>> begin TASK DATA

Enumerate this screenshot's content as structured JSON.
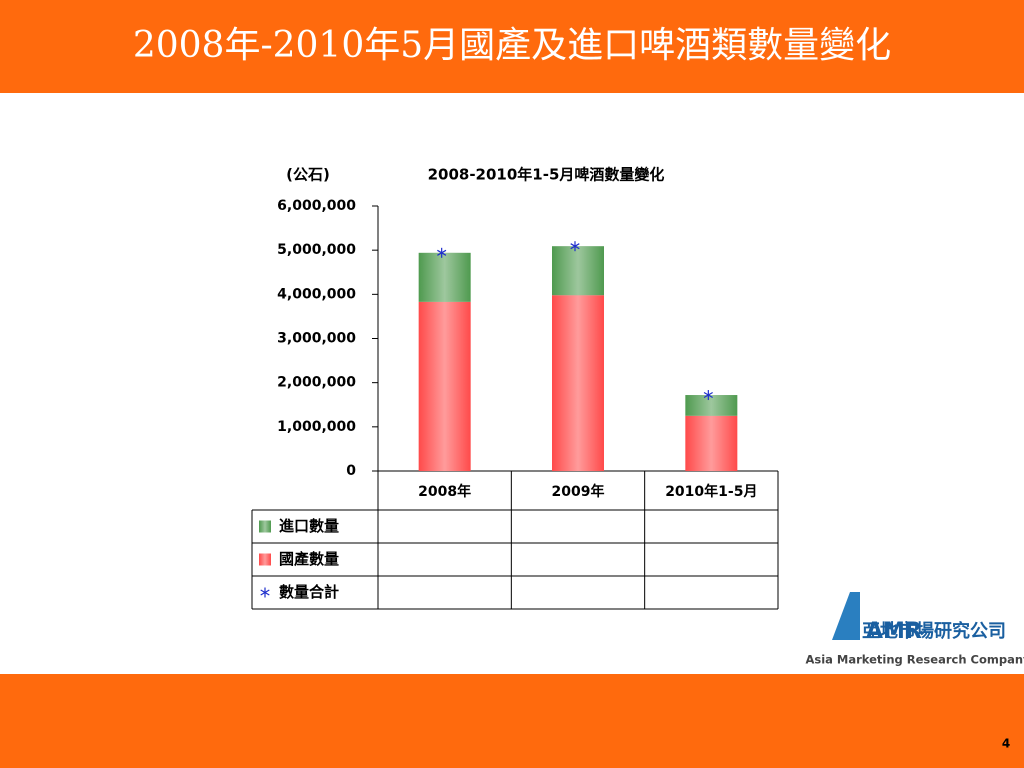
{
  "header": {
    "title": "2008年-2010年5月國產及進口啤酒類數量變化"
  },
  "chart_data": {
    "type": "bar",
    "stacked": true,
    "title": "2008-2010年1-5月啤酒數量變化",
    "unit_label": "(公石)",
    "categories": [
      "2008年",
      "2009年",
      "2010年1-5月"
    ],
    "series": [
      {
        "name": "進口數量",
        "color": "#4f9a4f",
        "values": [
          1110000,
          1110000,
          470000
        ]
      },
      {
        "name": "國產數量",
        "color": "#ff4a4a",
        "values": [
          3830000,
          3980000,
          1250000
        ]
      },
      {
        "name": "數量合計",
        "color": "#1f2fcc",
        "type": "scatter",
        "values": [
          4940000,
          5090000,
          1720000
        ]
      }
    ],
    "ylim": [
      0,
      6000000
    ],
    "yticks": [
      0,
      {
        "value": 1000000,
        "label": "1,000,000"
      },
      {
        "value": 2000000,
        "label": "2,000,000"
      },
      {
        "value": 3000000,
        "label": "3,000,000"
      },
      {
        "value": 4000000,
        "label": "4,000,000"
      },
      {
        "value": 5000000,
        "label": "5,000,000"
      },
      {
        "value": 6000000,
        "label": "6,000,000"
      }
    ],
    "grid": false
  },
  "logo": {
    "mark": "AMR",
    "name": "亞地市場研究公司",
    "tagline": "Asia Marketing Research Company"
  },
  "page_number": 4
}
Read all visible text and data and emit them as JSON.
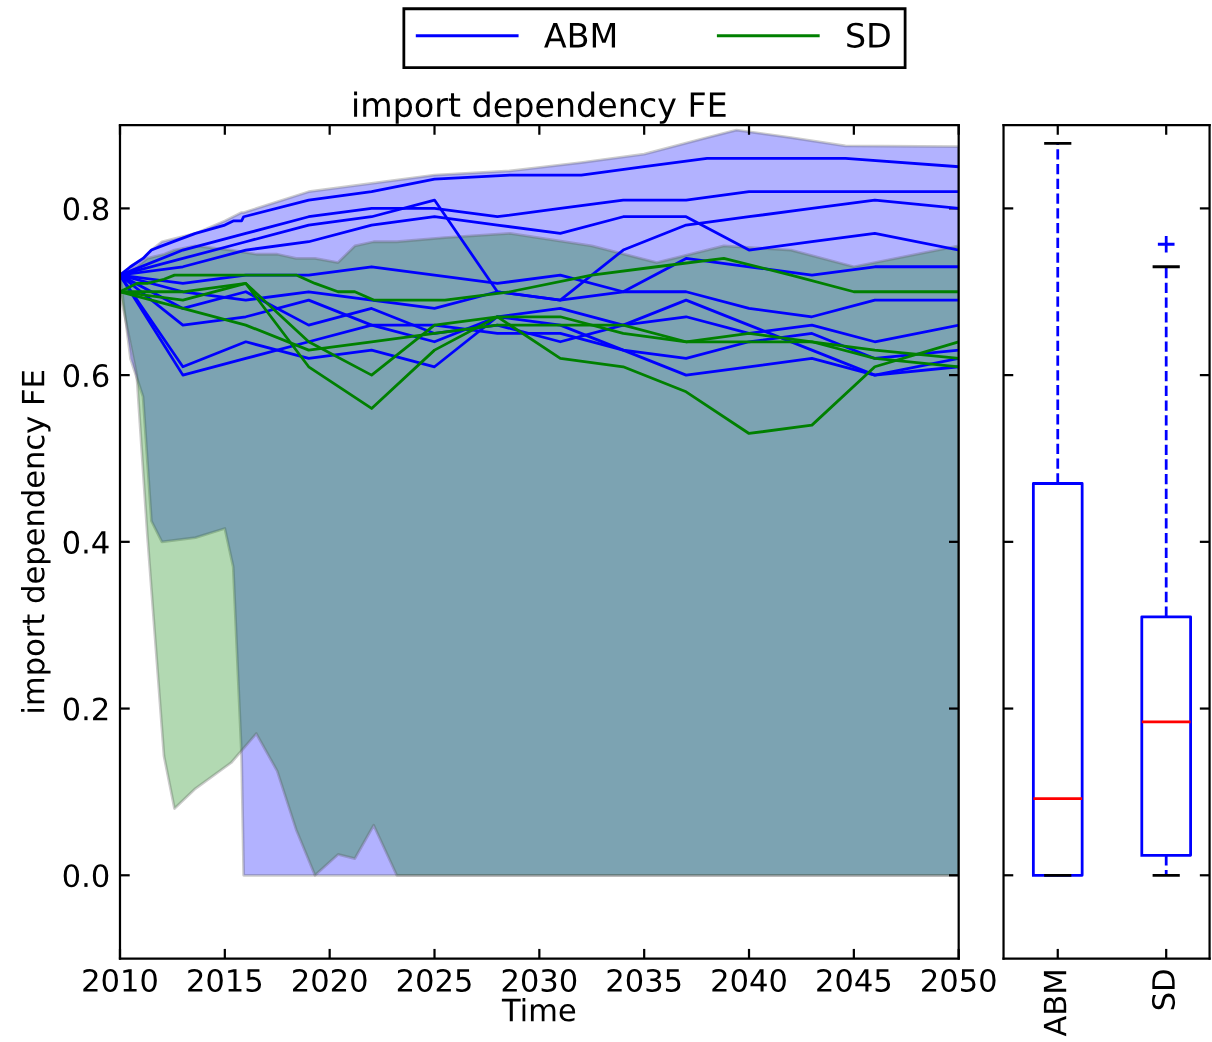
{
  "chart_data": [
    {
      "type": "line",
      "title": "import dependency FE",
      "xlabel": "Time",
      "ylabel": "import dependency FE",
      "x": [
        2010,
        2013,
        2016,
        2019,
        2022,
        2025,
        2028,
        2031,
        2034,
        2037,
        2040,
        2043,
        2046,
        2050
      ],
      "xlim": [
        2010,
        2050
      ],
      "xticks": [
        2010,
        2015,
        2020,
        2025,
        2030,
        2035,
        2040,
        2045,
        2050
      ],
      "ylim": [
        -0.1,
        0.9
      ],
      "yticks": [
        {
          "value": 0.0,
          "label": "0.0"
        },
        0.2,
        0.4,
        0.6,
        0.8
      ],
      "grid": false,
      "legend": "top",
      "line_style": "solid",
      "marker": "none",
      "series": [
        {
          "name": "ABM",
          "color": "#0000ff",
          "x": [
            2010,
            2010.5,
            2011.1,
            2011.5,
            2012,
            2013.6,
            2015,
            2015.4,
            2015.8,
            2015.9,
            2019,
            2022,
            2025,
            2028.6,
            2032,
            2035,
            2038,
            2039.4,
            2042,
            2044.6,
            2050
          ],
          "values": [
            0.72,
            0.73,
            0.74,
            0.75,
            0.755,
            0.77,
            0.78,
            0.785,
            0.785,
            0.79,
            0.81,
            0.82,
            0.835,
            0.84,
            0.84,
            0.85,
            0.86,
            0.86,
            0.86,
            0.86,
            0.85
          ],
          "upper": [
            0.72,
            0.73,
            0.74,
            0.75,
            0.76,
            0.77,
            0.785,
            0.79,
            0.795,
            0.795,
            0.82,
            0.83,
            0.84,
            0.845,
            0.855,
            0.865,
            0.885,
            0.894,
            0.885,
            0.875,
            0.874
          ],
          "lower": [
            0.72,
            0.62,
            0.574,
            0.425,
            0.4,
            0.405,
            0.416,
            0.37,
            0.143,
            0.0,
            0.0,
            0.0,
            0.0,
            0.0,
            0.0,
            0.0,
            0.0,
            0.0,
            0.0,
            0.0,
            0.0
          ]
        },
        {
          "color": "#0000ff",
          "values": [
            0.72,
            0.75,
            0.77,
            0.79,
            0.8,
            0.8,
            0.79,
            0.8,
            0.81,
            0.81,
            0.82,
            0.82,
            0.82,
            0.82
          ]
        },
        {
          "color": "#0000ff",
          "values": [
            0.72,
            0.74,
            0.76,
            0.78,
            0.79,
            0.81,
            0.7,
            0.69,
            0.75,
            0.78,
            0.79,
            0.8,
            0.81,
            0.8
          ]
        },
        {
          "color": "#0000ff",
          "values": [
            0.72,
            0.73,
            0.75,
            0.76,
            0.78,
            0.79,
            0.78,
            0.77,
            0.79,
            0.79,
            0.75,
            0.76,
            0.77,
            0.75
          ]
        },
        {
          "color": "#0000ff",
          "values": [
            0.72,
            0.71,
            0.72,
            0.72,
            0.73,
            0.72,
            0.71,
            0.72,
            0.7,
            0.74,
            0.73,
            0.72,
            0.73,
            0.73
          ]
        },
        {
          "color": "#0000ff",
          "values": [
            0.72,
            0.7,
            0.69,
            0.7,
            0.69,
            0.68,
            0.7,
            0.69,
            0.7,
            0.7,
            0.68,
            0.67,
            0.69,
            0.69
          ]
        },
        {
          "color": "#0000ff",
          "values": [
            0.72,
            0.68,
            0.7,
            0.66,
            0.68,
            0.65,
            0.66,
            0.64,
            0.66,
            0.67,
            0.65,
            0.66,
            0.64,
            0.66
          ]
        },
        {
          "color": "#0000ff",
          "values": [
            0.72,
            0.66,
            0.67,
            0.69,
            0.66,
            0.66,
            0.65,
            0.65,
            0.63,
            0.62,
            0.64,
            0.65,
            0.62,
            0.63
          ]
        },
        {
          "color": "#0000ff",
          "values": [
            0.72,
            0.6,
            0.62,
            0.64,
            0.66,
            0.64,
            0.67,
            0.66,
            0.63,
            0.6,
            0.61,
            0.62,
            0.6,
            0.61
          ]
        },
        {
          "color": "#0000ff",
          "values": [
            0.72,
            0.61,
            0.64,
            0.62,
            0.63,
            0.61,
            0.67,
            0.68,
            0.66,
            0.69,
            0.66,
            0.63,
            0.6,
            0.62
          ]
        },
        {
          "name": "SD",
          "color": "#008000",
          "x": [
            2010,
            2010.8,
            2011.3,
            2012.1,
            2012.6,
            2013.6,
            2015.3,
            2016.5,
            2017.5,
            2018.4,
            2019.3,
            2020.4,
            2021.2,
            2022.1,
            2023.2,
            2025.5,
            2028.6,
            2032.5,
            2035.6,
            2038.8,
            2042,
            2045,
            2050
          ],
          "values": [
            0.7,
            0.71,
            0.71,
            0.715,
            0.72,
            0.72,
            0.72,
            0.72,
            0.72,
            0.72,
            0.71,
            0.7,
            0.7,
            0.69,
            0.69,
            0.69,
            0.7,
            0.72,
            0.73,
            0.74,
            0.72,
            0.7,
            0.7
          ],
          "upper": [
            0.72,
            0.73,
            0.74,
            0.745,
            0.75,
            0.755,
            0.75,
            0.745,
            0.745,
            0.74,
            0.74,
            0.735,
            0.755,
            0.76,
            0.76,
            0.765,
            0.77,
            0.755,
            0.735,
            0.755,
            0.75,
            0.73,
            0.755
          ],
          "lower": [
            0.7,
            0.6,
            0.41,
            0.143,
            0.08,
            0.104,
            0.135,
            0.17,
            0.125,
            0.055,
            0.0,
            0.025,
            0.02,
            0.06,
            0.0,
            0.0,
            0.0,
            0.0,
            0.0,
            0.0,
            0.0,
            0.0,
            0.0
          ]
        },
        {
          "color": "#008000",
          "values": [
            0.7,
            0.7,
            0.71,
            0.61,
            0.56,
            0.63,
            0.67,
            0.67,
            0.65,
            0.64,
            0.64,
            0.64,
            0.62,
            0.61
          ]
        },
        {
          "color": "#008000",
          "values": [
            0.7,
            0.69,
            0.71,
            0.64,
            0.6,
            0.66,
            0.67,
            0.62,
            0.61,
            0.58,
            0.53,
            0.54,
            0.61,
            0.64
          ]
        },
        {
          "color": "#008000",
          "values": [
            0.7,
            0.68,
            0.66,
            0.63,
            0.64,
            0.65,
            0.66,
            0.66,
            0.66,
            0.64,
            0.65,
            0.64,
            0.63,
            0.62
          ]
        }
      ]
    },
    {
      "type": "box",
      "categories": [
        "ABM",
        "SD"
      ],
      "ylim": [
        -0.1,
        0.9
      ],
      "yticks": [
        {
          "value": 0.0,
          "label": null
        },
        {
          "value": 0.2,
          "label": null
        },
        {
          "value": 0.4,
          "label": null
        },
        {
          "value": 0.6,
          "label": null
        },
        {
          "value": 0.8,
          "label": null
        }
      ],
      "tick_labels": "x",
      "series": [
        {
          "color": "#0000ff",
          "boxes": [
            {
              "low": 0.0,
              "q1": 0.0,
              "median": 0.092,
              "q3": 0.47,
              "high": 0.878
            },
            {
              "low": 0.0,
              "q1": 0.024,
              "median": 0.184,
              "q3": 0.31,
              "high": 0.73,
              "outliers": [
                0.757
              ]
            }
          ]
        }
      ]
    }
  ]
}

>> end TASK DATA

In the records above, locate the lines holding the word "name". Copy each of them.

> RESPONSE:
        "name": "進口數量",
        "name": "國產數量",
        "name": "數量合計",
    "name": "亞地市場研究公司",
          "name": "ABM",
          "name": "SD",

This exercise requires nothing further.